Spatial annotation entries
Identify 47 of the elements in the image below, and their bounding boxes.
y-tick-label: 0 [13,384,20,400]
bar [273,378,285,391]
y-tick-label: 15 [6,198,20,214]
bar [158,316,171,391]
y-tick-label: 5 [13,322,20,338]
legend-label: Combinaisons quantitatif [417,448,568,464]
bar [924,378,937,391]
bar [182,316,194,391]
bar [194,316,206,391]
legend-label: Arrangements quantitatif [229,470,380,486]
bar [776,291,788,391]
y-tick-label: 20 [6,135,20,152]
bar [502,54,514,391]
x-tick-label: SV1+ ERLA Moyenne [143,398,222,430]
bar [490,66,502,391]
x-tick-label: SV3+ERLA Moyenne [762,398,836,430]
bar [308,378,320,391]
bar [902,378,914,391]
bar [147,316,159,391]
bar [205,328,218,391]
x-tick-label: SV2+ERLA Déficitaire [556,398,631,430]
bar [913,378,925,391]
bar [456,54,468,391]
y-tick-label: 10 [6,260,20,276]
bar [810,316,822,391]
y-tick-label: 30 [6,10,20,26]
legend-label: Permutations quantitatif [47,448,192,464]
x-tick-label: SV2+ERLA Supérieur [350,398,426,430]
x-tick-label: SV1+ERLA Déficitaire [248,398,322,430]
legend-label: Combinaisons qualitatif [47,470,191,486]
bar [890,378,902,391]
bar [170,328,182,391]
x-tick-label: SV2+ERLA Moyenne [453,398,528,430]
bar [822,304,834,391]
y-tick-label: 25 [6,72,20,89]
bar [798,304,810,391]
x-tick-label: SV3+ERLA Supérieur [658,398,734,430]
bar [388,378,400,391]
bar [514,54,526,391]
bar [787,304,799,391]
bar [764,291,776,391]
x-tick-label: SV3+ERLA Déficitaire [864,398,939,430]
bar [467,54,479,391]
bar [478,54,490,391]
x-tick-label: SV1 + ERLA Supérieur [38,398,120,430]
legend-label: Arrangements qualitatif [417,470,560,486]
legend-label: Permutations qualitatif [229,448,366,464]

Set problem
Retype the listing above line by line, keeping every character and number the same.

Solved problem
Identify 47 of the elements in the image below, and their bounding boxes.
y-tick-label: 0 [13,384,20,400]
bar [273,378,285,391]
y-tick-label: 15 [6,198,20,214]
bar [158,316,171,391]
y-tick-label: 5 [13,322,20,338]
legend-label: Combinaisons quantitatif [417,448,568,464]
bar [924,378,937,391]
bar [182,316,194,391]
bar [194,316,206,391]
legend-label: Arrangements quantitatif [229,470,380,486]
bar [776,291,788,391]
y-tick-label: 20 [6,135,20,152]
bar [502,54,514,391]
x-tick-label: SV1+ ERLA Moyenne [143,398,222,430]
bar [490,66,502,391]
x-tick-label: SV3+ERLA Moyenne [762,398,836,430]
bar [308,378,320,391]
bar [902,378,914,391]
bar [147,316,159,391]
bar [205,328,218,391]
x-tick-label: SV2+ERLA Déficitaire [556,398,631,430]
bar [913,378,925,391]
bar [456,54,468,391]
y-tick-label: 10 [6,260,20,276]
bar [810,316,822,391]
y-tick-label: 30 [6,10,20,26]
legend-label: Permutations quantitatif [47,448,192,464]
x-tick-label: SV2+ERLA Supérieur [350,398,426,430]
x-tick-label: SV1+ERLA Déficitaire [248,398,322,430]
legend-label: Combinaisons qualitatif [47,470,191,486]
bar [890,378,902,391]
bar [170,328,182,391]
x-tick-label: SV2+ERLA Moyenne [453,398,528,430]
bar [822,304,834,391]
y-tick-label: 25 [6,72,20,89]
bar [798,304,810,391]
x-tick-label: SV3+ERLA Supérieur [658,398,734,430]
bar [388,378,400,391]
bar [514,54,526,391]
bar [787,304,799,391]
bar [764,291,776,391]
x-tick-label: SV3+ERLA Déficitaire [864,398,939,430]
bar [467,54,479,391]
bar [478,54,490,391]
x-tick-label: SV1 + ERLA Supérieur [38,398,120,430]
legend-label: Arrangements qualitatif [417,470,560,486]
legend-label: Permutations qualitatif [229,448,366,464]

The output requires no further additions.